**GOAL**
From the line containing "Serialize everything readable" down to the last line, set down each line exactly as it is, and nothing more. Leave the pictures out.

**EXERCISE INPUT**
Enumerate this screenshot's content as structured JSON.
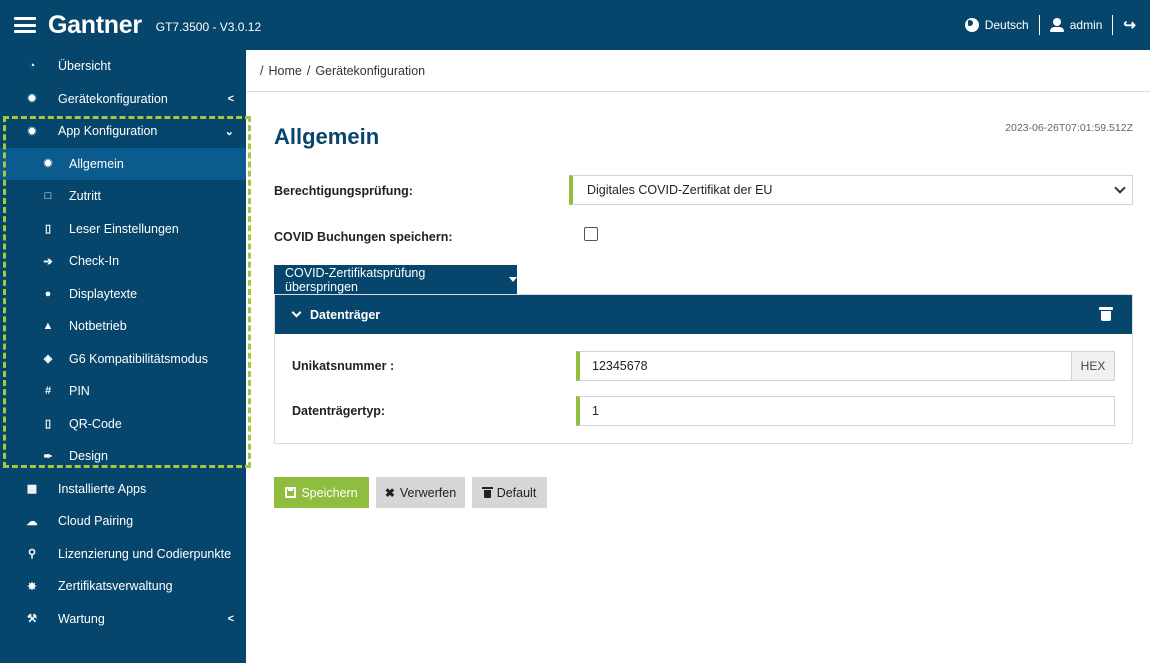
{
  "header": {
    "brand": "Gantner",
    "version": "GT7.3500 - V3.0.12",
    "language": "Deutsch",
    "user": "admin"
  },
  "sidebar": {
    "items": [
      {
        "label": "Übersicht",
        "icon": "pie-chart-icon"
      },
      {
        "label": "Gerätekonfiguration",
        "icon": "gear-icon"
      },
      {
        "label": "App Konfiguration",
        "icon": "gears-icon"
      },
      {
        "label": "Allgemein",
        "icon": "gear-icon"
      },
      {
        "label": "Zutritt",
        "icon": "unlock-icon"
      },
      {
        "label": "Leser Einstellungen",
        "icon": "reader-icon"
      },
      {
        "label": "Check-In",
        "icon": "sign-in-icon"
      },
      {
        "label": "Displaytexte",
        "icon": "globe-icon"
      },
      {
        "label": "Notbetrieb",
        "icon": "warning-icon"
      },
      {
        "label": "G6 Kompatibilitätsmodus",
        "icon": "cube-icon"
      },
      {
        "label": "PIN",
        "icon": "hash-icon"
      },
      {
        "label": "QR-Code",
        "icon": "qr-icon"
      },
      {
        "label": "Design",
        "icon": "brush-icon"
      },
      {
        "label": "Installierte Apps",
        "icon": "puzzle-icon"
      },
      {
        "label": "Cloud Pairing",
        "icon": "cloud-icon"
      },
      {
        "label": "Lizenzierung und Codierpunkte",
        "icon": "key-icon"
      },
      {
        "label": "Zertifikatsverwaltung",
        "icon": "certificate-icon"
      },
      {
        "label": "Wartung",
        "icon": "wrench-icon"
      }
    ]
  },
  "breadcrumb": {
    "sep": "/",
    "home": "Home",
    "current": "Gerätekonfiguration"
  },
  "main": {
    "title": "Allgemein",
    "timestamp": "2023-06-26T07:01:59.512Z",
    "check_label": "Berechtigungsprüfung:",
    "check_value": "Digitales COVID-Zertifikat der EU",
    "save_bookings_label": "COVID Buchungen speichern:",
    "skip_dropdown": "COVID-Zertifikatsprüfung überspringen",
    "panel": {
      "title": "Datenträger",
      "unique_label": "Unikatsnummer :",
      "unique_value": "12345678",
      "unique_addon": "HEX",
      "type_label": "Datenträgertyp:",
      "type_value": "1"
    },
    "buttons": {
      "save": "Speichern",
      "discard": "Verwerfen",
      "default": "Default"
    }
  }
}
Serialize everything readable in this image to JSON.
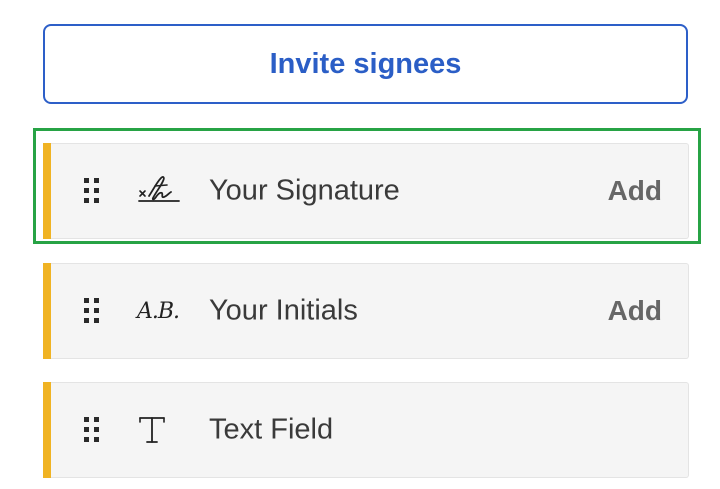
{
  "invite": {
    "label": "Invite signees"
  },
  "fields": [
    {
      "label": "Your Signature",
      "icon": "signature-icon",
      "action": "Add"
    },
    {
      "label": "Your Initials",
      "icon": "initials-icon",
      "icon_text": "A.B.",
      "action": "Add"
    },
    {
      "label": "Text Field",
      "icon": "text-field-icon"
    }
  ],
  "colors": {
    "accent_bar": "#f0b323",
    "invite_text": "#2b5ec6",
    "selection_outline": "#27a345",
    "row_background": "#f5f5f5"
  }
}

**WRITTEN SOLUTION**
Serialize everything readable in this image to JSON.
{
  "invite": {
    "label": "Invite signees"
  },
  "fields": [
    {
      "label": "Your Signature",
      "icon": "signature-icon",
      "action": "Add"
    },
    {
      "label": "Your Initials",
      "icon": "initials-icon",
      "icon_text": "A.B.",
      "action": "Add"
    },
    {
      "label": "Text Field",
      "icon": "text-field-icon"
    }
  ],
  "colors": {
    "accent_bar": "#f0b323",
    "invite_text": "#2b5ec6",
    "selection_outline": "#27a345",
    "row_background": "#f5f5f5"
  }
}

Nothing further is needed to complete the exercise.